--- start Input ---

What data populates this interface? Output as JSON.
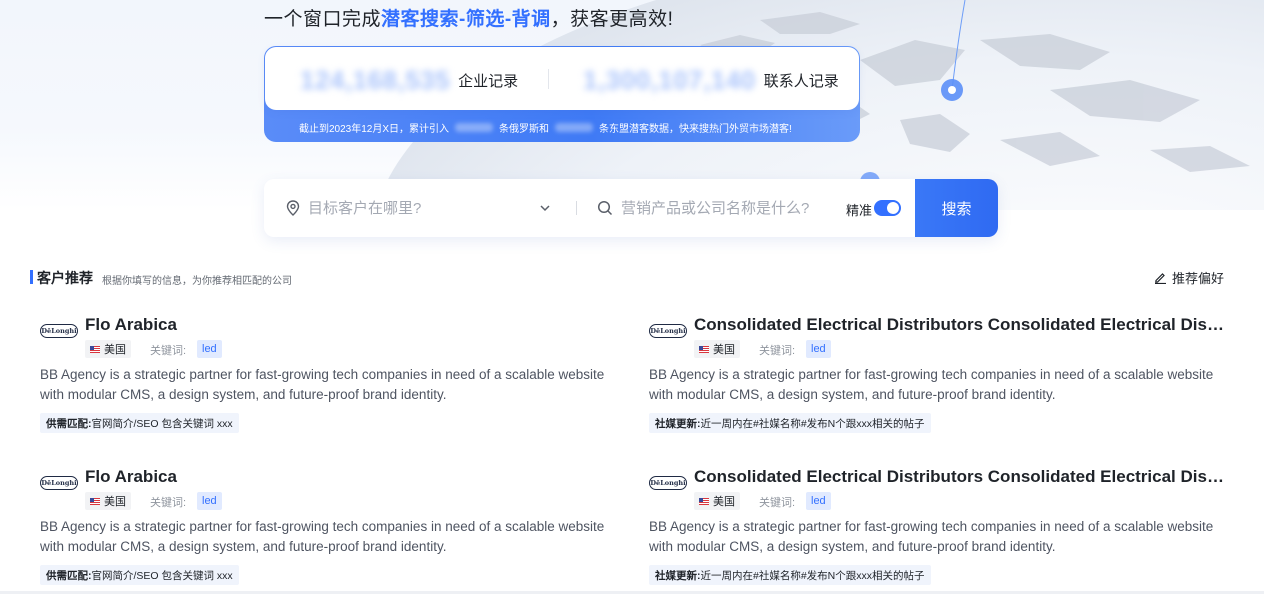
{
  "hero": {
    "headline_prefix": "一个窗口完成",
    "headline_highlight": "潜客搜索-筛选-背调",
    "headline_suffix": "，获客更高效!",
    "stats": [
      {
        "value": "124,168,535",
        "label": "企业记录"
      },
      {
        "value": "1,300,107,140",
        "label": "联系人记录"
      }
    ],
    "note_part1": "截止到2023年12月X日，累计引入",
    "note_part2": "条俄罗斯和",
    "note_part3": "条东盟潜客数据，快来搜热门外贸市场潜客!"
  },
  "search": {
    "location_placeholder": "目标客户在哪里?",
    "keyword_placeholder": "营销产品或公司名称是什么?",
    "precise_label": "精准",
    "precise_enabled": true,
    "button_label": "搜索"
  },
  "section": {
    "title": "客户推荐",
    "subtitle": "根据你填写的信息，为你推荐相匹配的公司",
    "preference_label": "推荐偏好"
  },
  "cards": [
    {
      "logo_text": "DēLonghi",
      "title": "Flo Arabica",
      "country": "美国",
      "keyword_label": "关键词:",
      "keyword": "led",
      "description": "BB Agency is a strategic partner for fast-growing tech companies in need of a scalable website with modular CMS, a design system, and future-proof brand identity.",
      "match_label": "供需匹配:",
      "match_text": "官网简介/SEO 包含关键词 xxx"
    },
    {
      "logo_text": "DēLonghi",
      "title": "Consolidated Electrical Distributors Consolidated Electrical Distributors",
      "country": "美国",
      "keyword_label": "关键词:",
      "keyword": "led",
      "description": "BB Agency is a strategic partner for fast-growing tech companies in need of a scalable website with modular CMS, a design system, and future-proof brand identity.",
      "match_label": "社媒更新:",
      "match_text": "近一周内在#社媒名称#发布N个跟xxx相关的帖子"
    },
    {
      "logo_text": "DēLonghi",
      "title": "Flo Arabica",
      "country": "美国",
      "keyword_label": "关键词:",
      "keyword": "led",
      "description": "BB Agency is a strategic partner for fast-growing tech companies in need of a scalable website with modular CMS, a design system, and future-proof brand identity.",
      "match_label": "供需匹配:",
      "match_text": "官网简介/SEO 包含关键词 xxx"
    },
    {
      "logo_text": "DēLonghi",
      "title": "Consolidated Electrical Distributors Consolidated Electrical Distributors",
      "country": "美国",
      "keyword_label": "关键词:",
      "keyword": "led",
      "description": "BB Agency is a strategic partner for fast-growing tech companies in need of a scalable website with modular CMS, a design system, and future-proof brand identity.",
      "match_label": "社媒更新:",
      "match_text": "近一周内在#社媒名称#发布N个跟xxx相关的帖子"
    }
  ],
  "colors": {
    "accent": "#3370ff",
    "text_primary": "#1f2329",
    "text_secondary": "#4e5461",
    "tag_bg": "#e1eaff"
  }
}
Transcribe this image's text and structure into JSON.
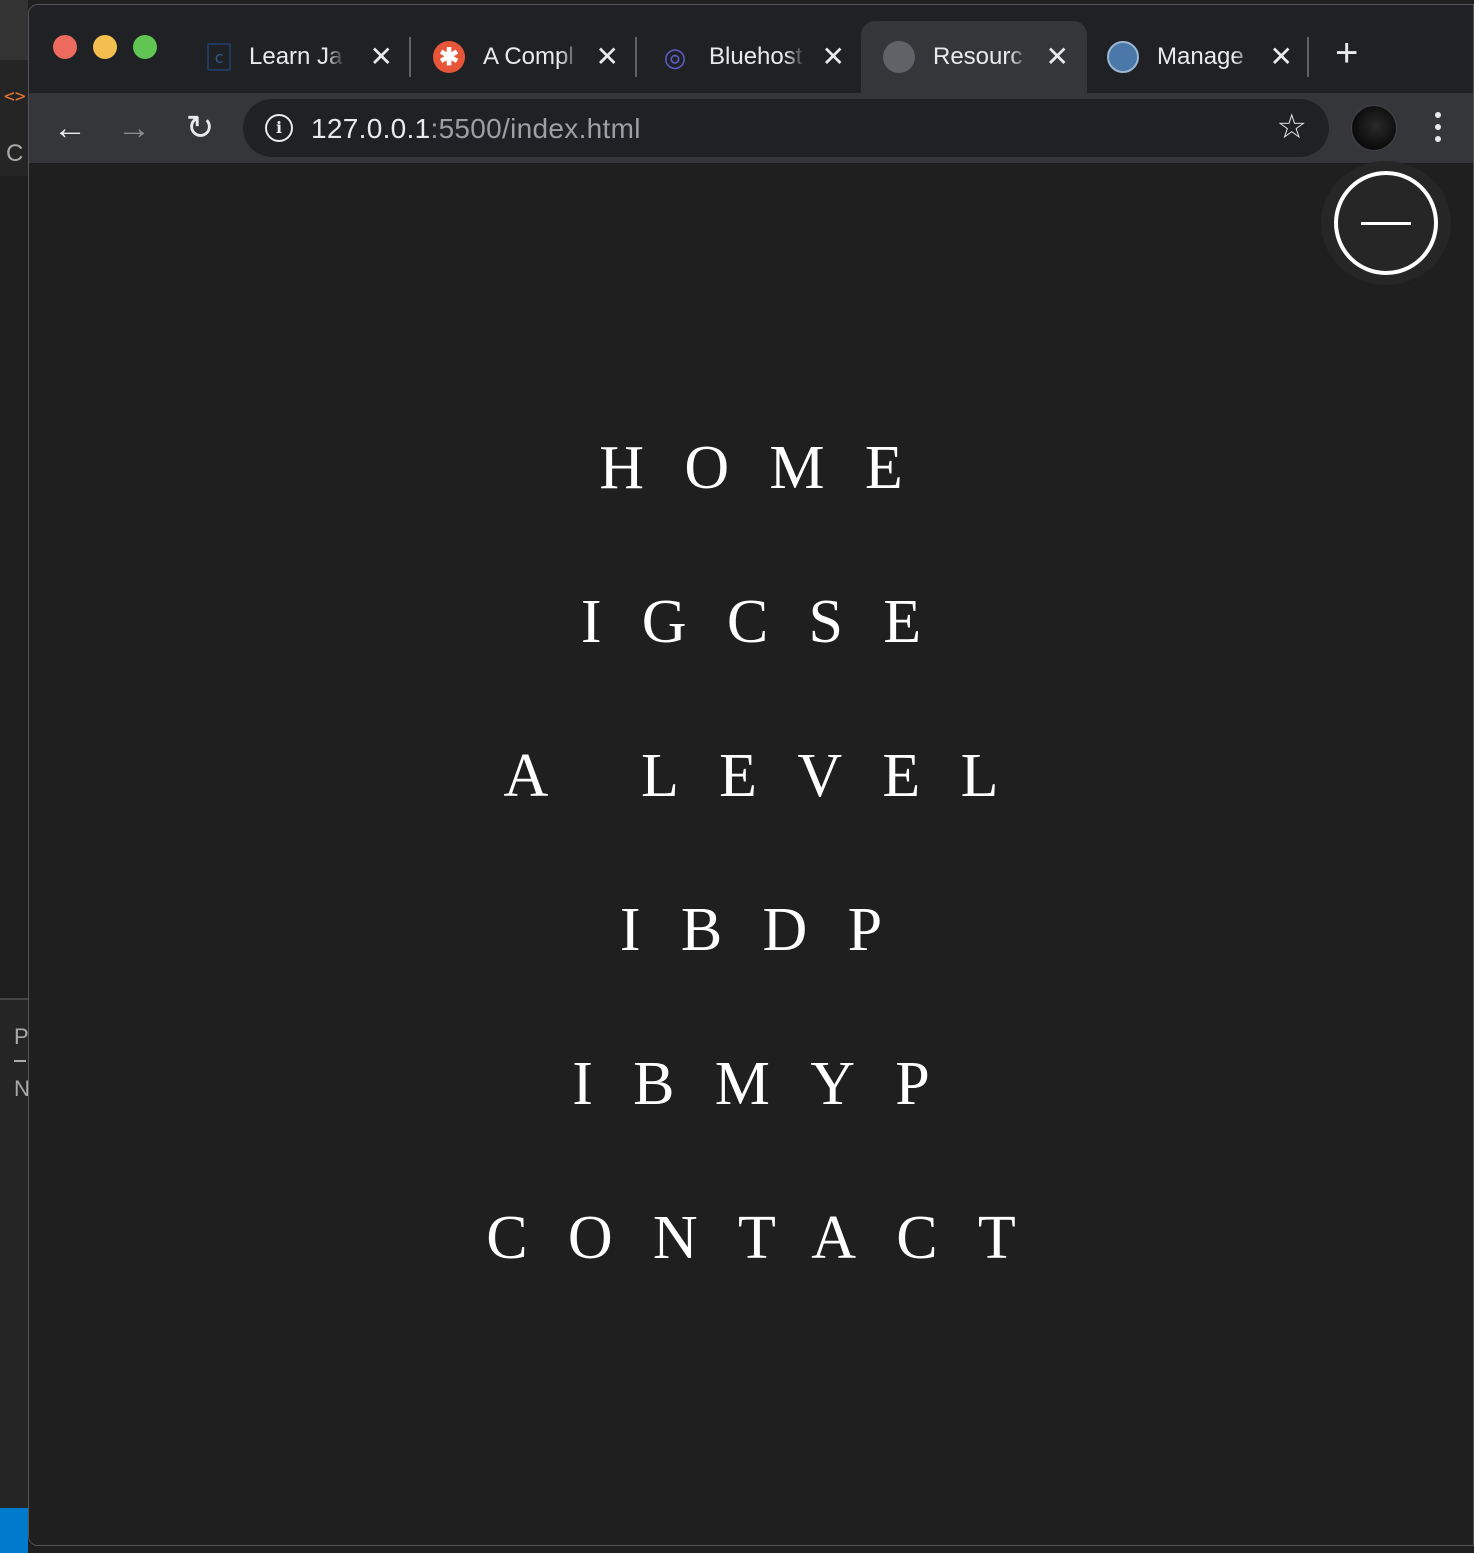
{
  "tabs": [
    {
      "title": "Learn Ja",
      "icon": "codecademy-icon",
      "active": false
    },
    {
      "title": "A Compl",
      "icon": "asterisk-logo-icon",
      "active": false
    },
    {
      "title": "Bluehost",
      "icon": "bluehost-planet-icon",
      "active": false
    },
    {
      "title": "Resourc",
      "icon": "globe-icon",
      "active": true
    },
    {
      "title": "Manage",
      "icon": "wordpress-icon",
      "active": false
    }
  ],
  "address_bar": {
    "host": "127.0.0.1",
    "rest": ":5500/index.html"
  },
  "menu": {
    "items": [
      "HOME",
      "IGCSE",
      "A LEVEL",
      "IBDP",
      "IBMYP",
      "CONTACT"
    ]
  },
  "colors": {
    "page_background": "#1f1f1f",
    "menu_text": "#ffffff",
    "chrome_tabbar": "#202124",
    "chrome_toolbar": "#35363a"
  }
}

--- end Input ---

## Exercise details
Restate every record exactly, please; do not copy the pictures.

## Finished task
What data populates this interface? Output as JSON.
{
  "hero": {
    "headline_prefix": "一个窗口完成",
    "headline_highlight": "潜客搜索-筛选-背调",
    "headline_suffix": "，获客更高效!",
    "stats": [
      {
        "value": "124,168,535",
        "label": "企业记录"
      },
      {
        "value": "1,300,107,140",
        "label": "联系人记录"
      }
    ],
    "note_part1": "截止到2023年12月X日，累计引入",
    "note_part2": "条俄罗斯和",
    "note_part3": "条东盟潜客数据，快来搜热门外贸市场潜客!"
  },
  "search": {
    "location_placeholder": "目标客户在哪里?",
    "keyword_placeholder": "营销产品或公司名称是什么?",
    "precise_label": "精准",
    "precise_enabled": true,
    "button_label": "搜索"
  },
  "section": {
    "title": "客户推荐",
    "subtitle": "根据你填写的信息，为你推荐相匹配的公司",
    "preference_label": "推荐偏好"
  },
  "cards": [
    {
      "logo_text": "DēLonghi",
      "title": "Flo Arabica",
      "country": "美国",
      "keyword_label": "关键词:",
      "keyword": "led",
      "description": "BB Agency is a strategic partner for fast-growing tech companies in need of a scalable website with modular CMS, a design system, and future-proof brand identity.",
      "match_label": "供需匹配:",
      "match_text": "官网简介/SEO 包含关键词 xxx"
    },
    {
      "logo_text": "DēLonghi",
      "title": "Consolidated Electrical Distributors Consolidated Electrical Distributors",
      "country": "美国",
      "keyword_label": "关键词:",
      "keyword": "led",
      "description": "BB Agency is a strategic partner for fast-growing tech companies in need of a scalable website with modular CMS, a design system, and future-proof brand identity.",
      "match_label": "社媒更新:",
      "match_text": "近一周内在#社媒名称#发布N个跟xxx相关的帖子"
    },
    {
      "logo_text": "DēLonghi",
      "title": "Flo Arabica",
      "country": "美国",
      "keyword_label": "关键词:",
      "keyword": "led",
      "description": "BB Agency is a strategic partner for fast-growing tech companies in need of a scalable website with modular CMS, a design system, and future-proof brand identity.",
      "match_label": "供需匹配:",
      "match_text": "官网简介/SEO 包含关键词 xxx"
    },
    {
      "logo_text": "DēLonghi",
      "title": "Consolidated Electrical Distributors Consolidated Electrical Distributors",
      "country": "美国",
      "keyword_label": "关键词:",
      "keyword": "led",
      "description": "BB Agency is a strategic partner for fast-growing tech companies in need of a scalable website with modular CMS, a design system, and future-proof brand identity.",
      "match_label": "社媒更新:",
      "match_text": "近一周内在#社媒名称#发布N个跟xxx相关的帖子"
    }
  ],
  "colors": {
    "accent": "#3370ff",
    "text_primary": "#1f2329",
    "text_secondary": "#4e5461",
    "tag_bg": "#e1eaff"
  }
}
Transcribe this image's text and structure into JSON.
{
  "tabs": [
    {
      "title": "Learn Ja",
      "icon": "codecademy-icon",
      "active": false
    },
    {
      "title": "A Compl",
      "icon": "asterisk-logo-icon",
      "active": false
    },
    {
      "title": "Bluehost",
      "icon": "bluehost-planet-icon",
      "active": false
    },
    {
      "title": "Resourc",
      "icon": "globe-icon",
      "active": true
    },
    {
      "title": "Manage",
      "icon": "wordpress-icon",
      "active": false
    }
  ],
  "address_bar": {
    "host": "127.0.0.1",
    "rest": ":5500/index.html"
  },
  "menu": {
    "items": [
      "HOME",
      "IGCSE",
      "A LEVEL",
      "IBDP",
      "IBMYP",
      "CONTACT"
    ]
  },
  "colors": {
    "page_background": "#1f1f1f",
    "menu_text": "#ffffff",
    "chrome_tabbar": "#202124",
    "chrome_toolbar": "#35363a"
  }
}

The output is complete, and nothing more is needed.